_WHAT NEEDS TO BE DONE_.
With the pictures left out, copy the listing below exactly.

_RAW DATA_.

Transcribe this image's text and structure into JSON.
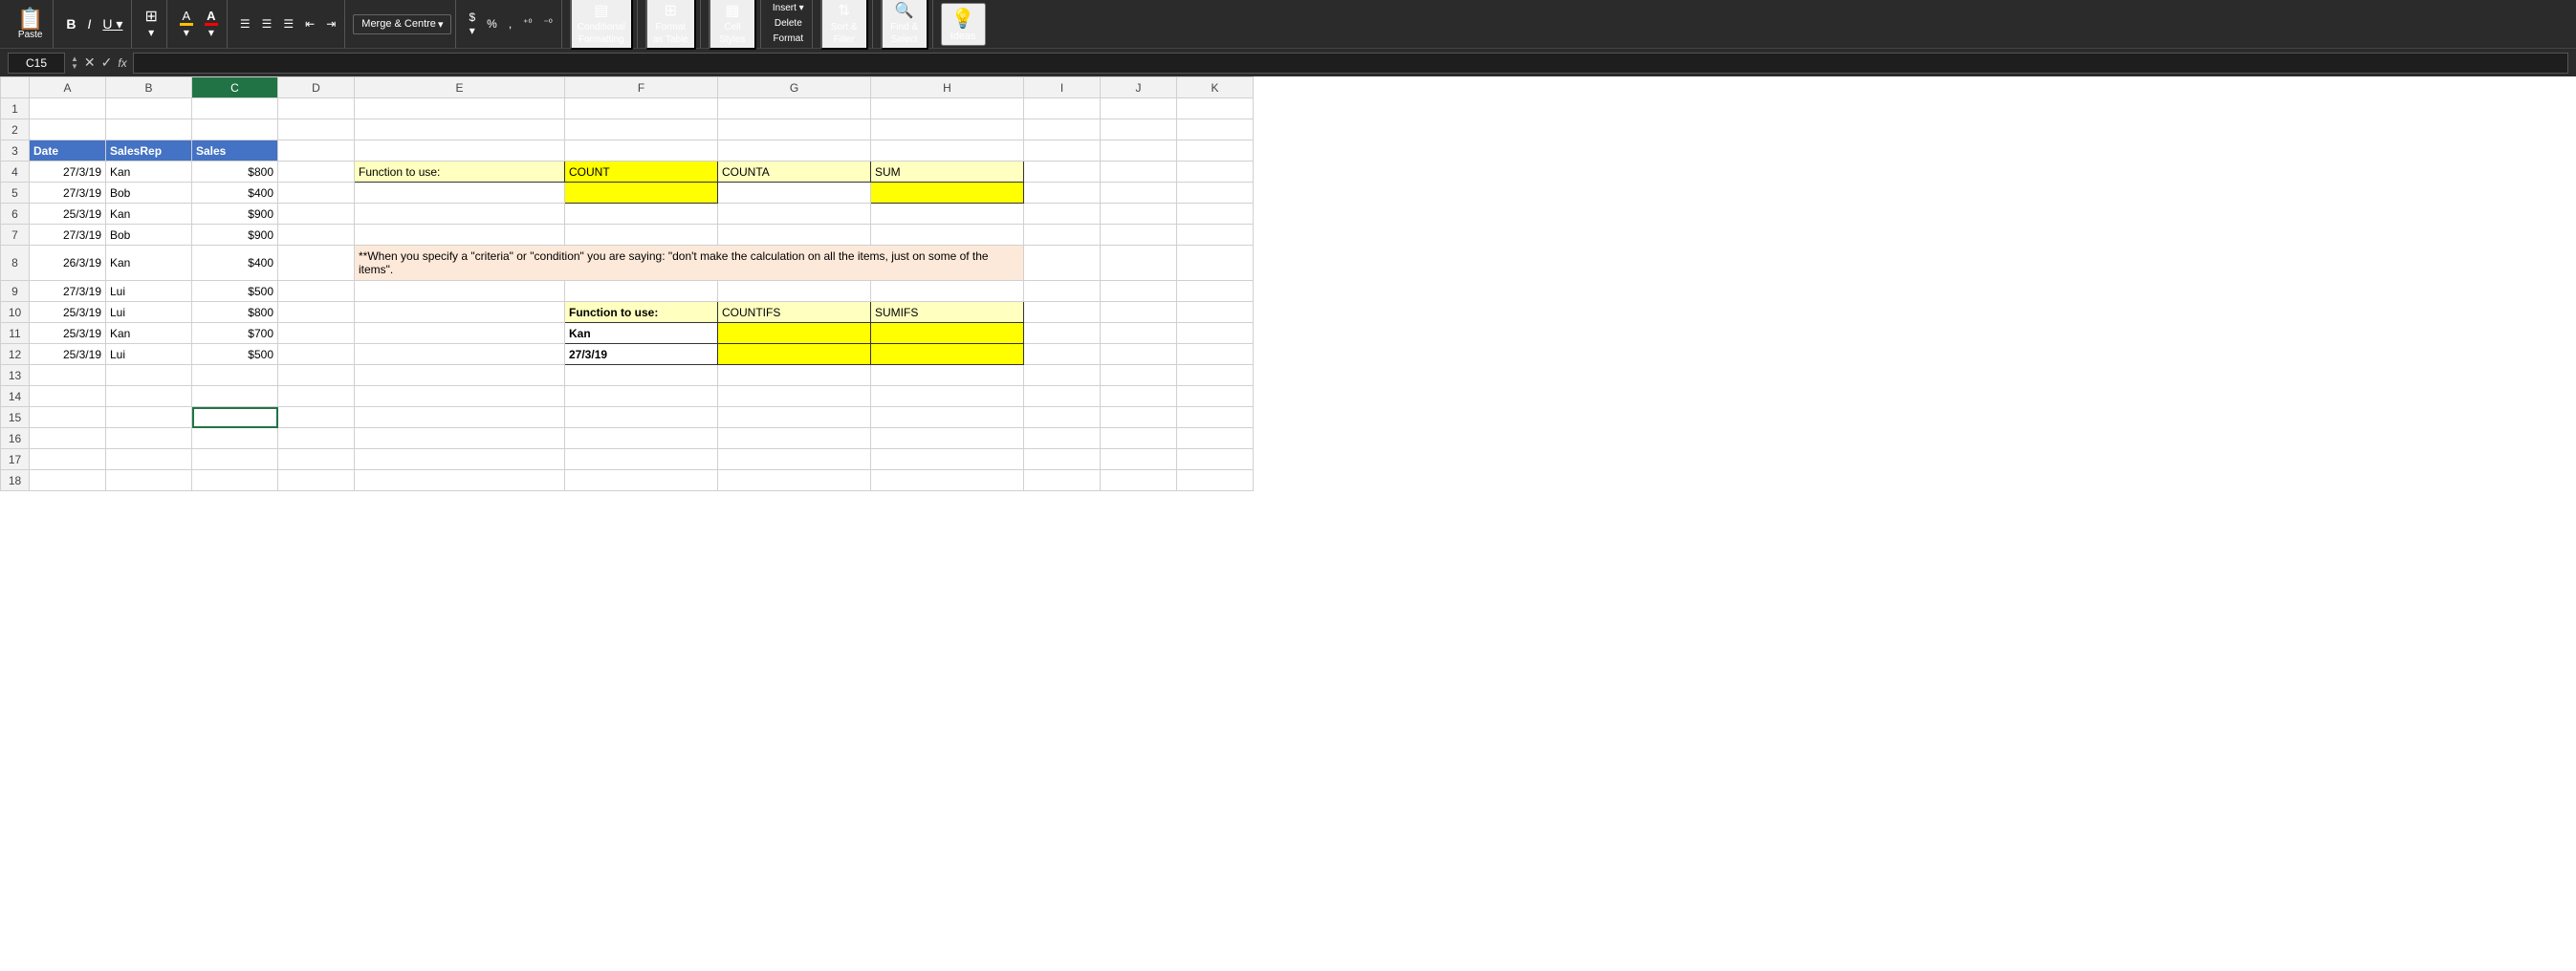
{
  "toolbar": {
    "paste_label": "Paste",
    "bold_label": "B",
    "italic_label": "I",
    "underline_label": "U",
    "merge_label": "Merge & Centre",
    "dollar_label": "$",
    "percent_label": "%",
    "comma_label": ",",
    "increase_decimal": "+0",
    "decrease_decimal": "-0",
    "conditional_formatting": "Conditional\nFormatting",
    "format_as_table": "Format\nas Table",
    "cell_styles": "Cell\nStyles",
    "format": "Format",
    "sort_filter": "Sort &\nFilter",
    "find_select": "Find &\nSelect",
    "ideas": "Ideas",
    "delete_label": "Delete"
  },
  "formula_bar": {
    "cell_ref": "C15",
    "formula": ""
  },
  "columns": [
    "",
    "A",
    "B",
    "C",
    "D",
    "E",
    "F",
    "G",
    "H",
    "I",
    "J",
    "K"
  ],
  "rows": {
    "count": 18
  },
  "data_table": {
    "headers": [
      "Date",
      "SalesRep",
      "Sales"
    ],
    "rows": [
      [
        "27/3/19",
        "Kan",
        "$800"
      ],
      [
        "27/3/19",
        "Bob",
        "$400"
      ],
      [
        "25/3/19",
        "Kan",
        "$900"
      ],
      [
        "27/3/19",
        "Bob",
        "$900"
      ],
      [
        "26/3/19",
        "Kan",
        "$400"
      ],
      [
        "27/3/19",
        "Lui",
        "$500"
      ],
      [
        "25/3/19",
        "Lui",
        "$800"
      ],
      [
        "25/3/19",
        "Kan",
        "$700"
      ],
      [
        "25/3/19",
        "Lui",
        "$500"
      ]
    ]
  },
  "function_table_1": {
    "label": "Function to use:",
    "count": "COUNT",
    "counta": "COUNTA",
    "sum": "SUM"
  },
  "criteria_note": "**When you specify a \"criteria\" or \"condition\" you are saying: \"don't make the\ncalculation on all the items, just on some of the items\".",
  "function_table_2": {
    "label": "Function to use:",
    "countifs": "COUNTIFS",
    "sumifs": "SUMIFS",
    "row1_label": "Kan",
    "row2_label": "27/3/19"
  }
}
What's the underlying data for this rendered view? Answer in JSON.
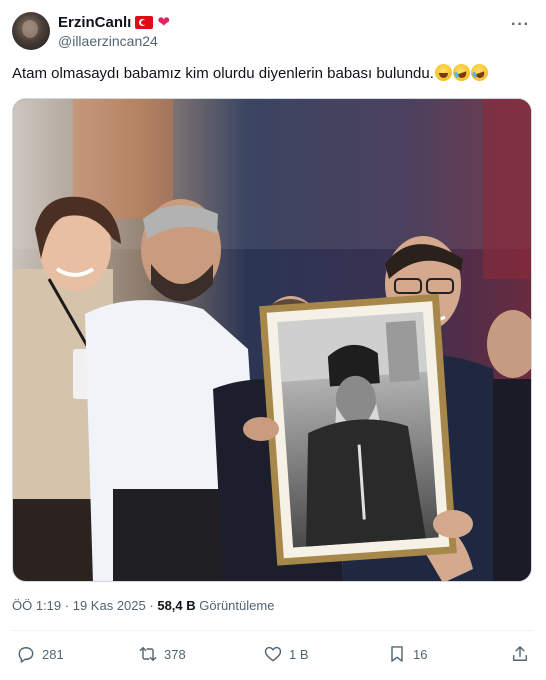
{
  "author": {
    "display_name": "ErzinCanlı",
    "handle": "@illaerzincan24",
    "avatar_icon": "profile-photo",
    "flag_icon": "turkey-flag-icon",
    "heart_icon": "red-heart-icon"
  },
  "tweet": {
    "text": "Atam olmasaydı babamız kim olurdu diyenlerin babası bulundu.",
    "emojis": [
      "grinning-face-icon",
      "rolling-laughing-icon",
      "rolling-laughing-icon"
    ]
  },
  "media": {
    "kind": "photo",
    "description_icon": "group-photo-with-framed-portrait"
  },
  "meta": {
    "time": "ÖÖ 1:19",
    "separator": "·",
    "date": "19 Kas 2025",
    "views_count": "58,4 B",
    "views_label": "Görüntüleme"
  },
  "actions": {
    "replies": "281",
    "reposts": "378",
    "likes": "1 B",
    "bookmarks": "16"
  },
  "colors": {
    "text": "#0f1419",
    "secondary": "#536471",
    "divider": "#eff3f4",
    "flag_red": "#e30a17",
    "heart_red": "#e0245e"
  }
}
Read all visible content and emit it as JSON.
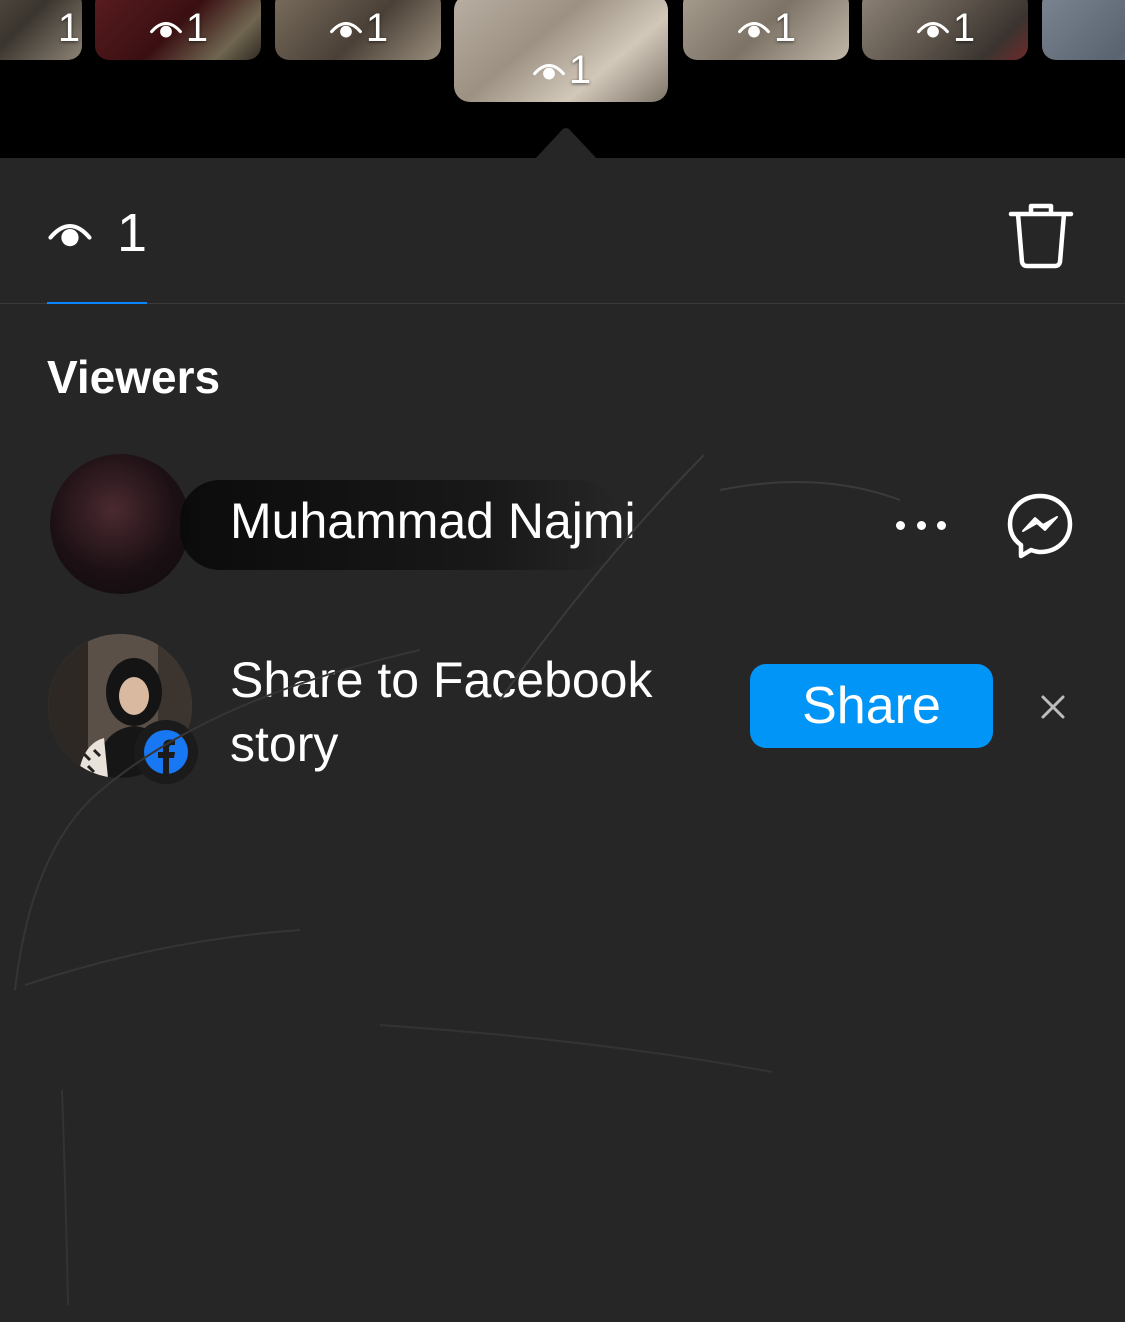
{
  "story_strip": {
    "thumbnails": [
      {
        "count": "1",
        "active": false
      },
      {
        "count": "1",
        "active": false
      },
      {
        "count": "1",
        "active": false
      },
      {
        "count": "1",
        "active": true
      },
      {
        "count": "1",
        "active": false
      },
      {
        "count": "1",
        "active": false
      },
      {
        "count": "",
        "active": false
      }
    ]
  },
  "stats": {
    "view_count": "1"
  },
  "viewers": {
    "title": "Viewers",
    "items": [
      {
        "name": "Muhammad Najmi"
      }
    ]
  },
  "share_card": {
    "text": "Share to Facebook story",
    "button_label": "Share"
  },
  "colors": {
    "background": "#262626",
    "strip": "#000000",
    "accent": "#0095f6",
    "tab_underline": "#0a84ff"
  }
}
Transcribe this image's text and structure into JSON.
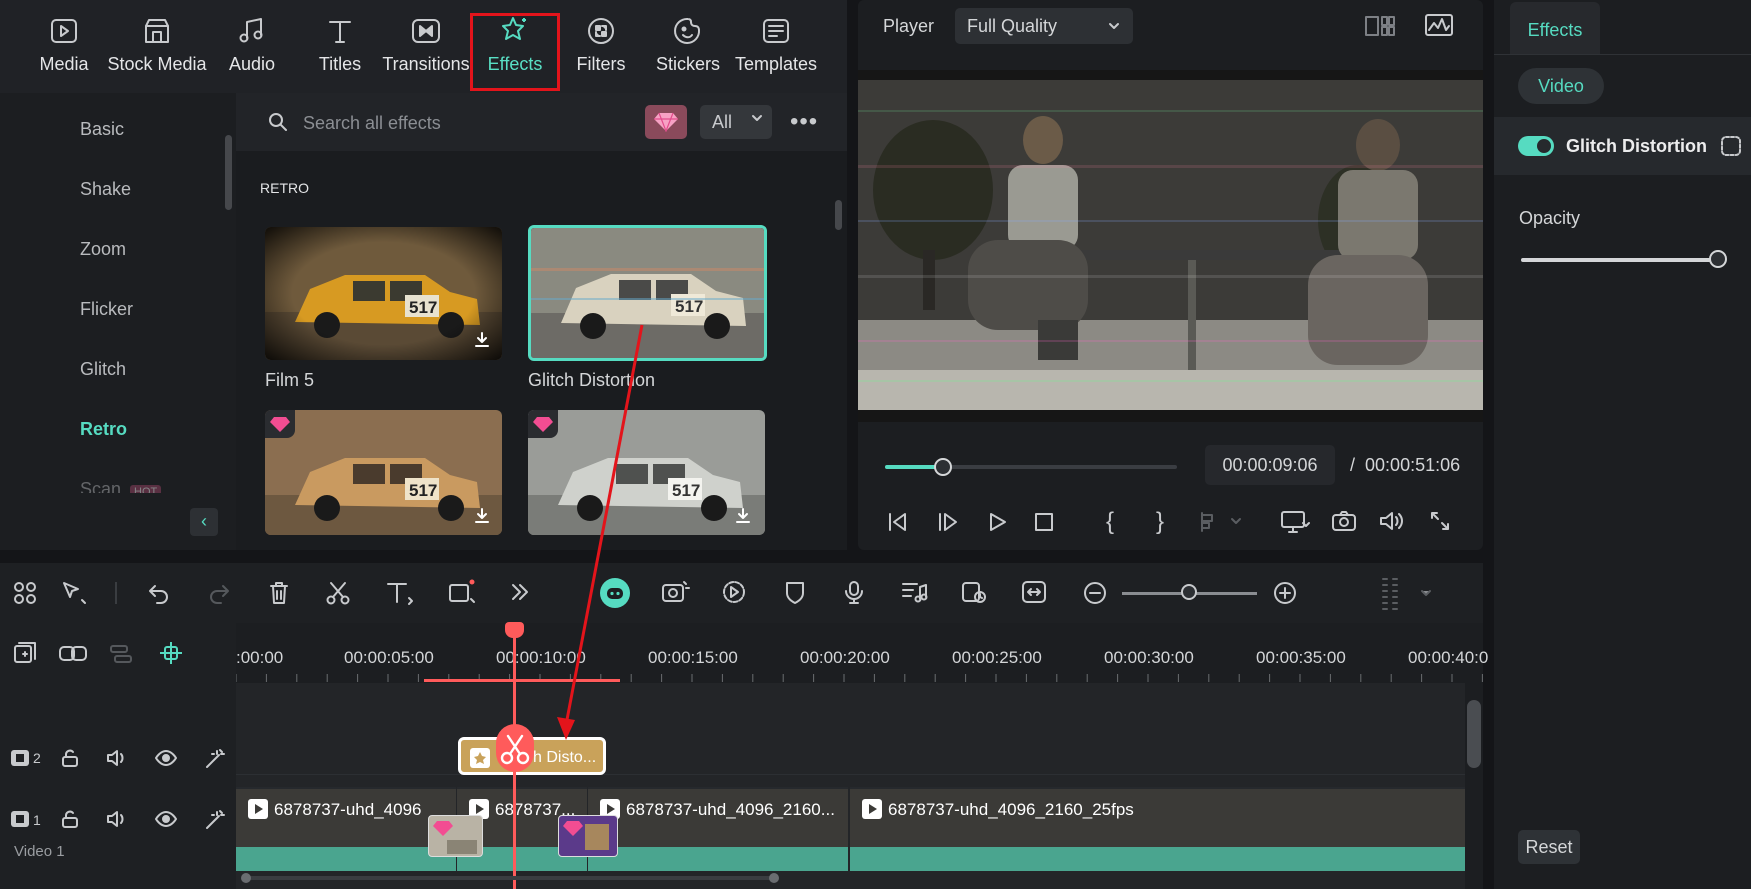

_EXERCISE OUTPUT_.
Transcribe this image's text and structure into JSON.
{
  "toolbar": {
    "paste_label": "Paste",
    "bold_label": "B",
    "italic_label": "I",
    "underline_label": "U",
    "merge_label": "Merge & Centre",
    "dollar_label": "$",
    "percent_label": "%",
    "comma_label": ",",
    "increase_decimal": "+0",
    "decrease_decimal": "-0",
    "conditional_formatting": "Conditional\nFormatting",
    "format_as_table": "Format\nas Table",
    "cell_styles": "Cell\nStyles",
    "format": "Format",
    "sort_filter": "Sort &\nFilter",
    "find_select": "Find &\nSelect",
    "ideas": "Ideas",
    "delete_label": "Delete"
  },
  "formula_bar": {
    "cell_ref": "C15",
    "formula": ""
  },
  "columns": [
    "",
    "A",
    "B",
    "C",
    "D",
    "E",
    "F",
    "G",
    "H",
    "I",
    "J",
    "K"
  ],
  "rows": {
    "count": 18
  },
  "data_table": {
    "headers": [
      "Date",
      "SalesRep",
      "Sales"
    ],
    "rows": [
      [
        "27/3/19",
        "Kan",
        "$800"
      ],
      [
        "27/3/19",
        "Bob",
        "$400"
      ],
      [
        "25/3/19",
        "Kan",
        "$900"
      ],
      [
        "27/3/19",
        "Bob",
        "$900"
      ],
      [
        "26/3/19",
        "Kan",
        "$400"
      ],
      [
        "27/3/19",
        "Lui",
        "$500"
      ],
      [
        "25/3/19",
        "Lui",
        "$800"
      ],
      [
        "25/3/19",
        "Kan",
        "$700"
      ],
      [
        "25/3/19",
        "Lui",
        "$500"
      ]
    ]
  },
  "function_table_1": {
    "label": "Function to use:",
    "count": "COUNT",
    "counta": "COUNTA",
    "sum": "SUM"
  },
  "criteria_note": "**When you specify a \"criteria\" or \"condition\" you are saying: \"don't make the\ncalculation on all the items, just on some of the items\".",
  "function_table_2": {
    "label": "Function to use:",
    "countifs": "COUNTIFS",
    "sumifs": "SUMIFS",
    "row1_label": "Kan",
    "row2_label": "27/3/19"
  }
}
What's the underlying data for this rendered view? Answer in JSON.
{
  "author": {
    "display_name": "ErzinCanlı",
    "handle": "@illaerzincan24",
    "avatar_icon": "profile-photo",
    "flag_icon": "turkey-flag-icon",
    "heart_icon": "red-heart-icon"
  },
  "tweet": {
    "text": "Atam olmasaydı babamız kim olurdu diyenlerin babası bulundu.",
    "emojis": [
      "grinning-face-icon",
      "rolling-laughing-icon",
      "rolling-laughing-icon"
    ]
  },
  "media": {
    "kind": "photo",
    "description_icon": "group-photo-with-framed-portrait"
  },
  "meta": {
    "time": "ÖÖ 1:19",
    "separator": "·",
    "date": "19 Kas 2025",
    "views_count": "58,4 B",
    "views_label": "Görüntüleme"
  },
  "actions": {
    "replies": "281",
    "reposts": "378",
    "likes": "1 B",
    "bookmarks": "16"
  },
  "colors": {
    "text": "#0f1419",
    "secondary": "#536471",
    "divider": "#eff3f4",
    "flag_red": "#e30a17",
    "heart_red": "#e0245e"
  }
}
Read all visible content and emit it as JSON.
{
  "story_strip": {
    "thumbnails": [
      {
        "count": "1",
        "active": false
      },
      {
        "count": "1",
        "active": false
      },
      {
        "count": "1",
        "active": false
      },
      {
        "count": "1",
        "active": true
      },
      {
        "count": "1",
        "active": false
      },
      {
        "count": "1",
        "active": false
      },
      {
        "count": "",
        "active": false
      }
    ]
  },
  "stats": {
    "view_count": "1"
  },
  "viewers": {
    "title": "Viewers",
    "items": [
      {
        "name": "Muhammad Najmi"
      }
    ]
  },
  "share_card": {
    "text": "Share to Facebook story",
    "button_label": "Share"
  },
  "colors": {
    "background": "#262626",
    "strip": "#000000",
    "accent": "#0095f6",
    "tab_underline": "#0a84ff"
  }
}
Transcribe this image's text and structure into JSON.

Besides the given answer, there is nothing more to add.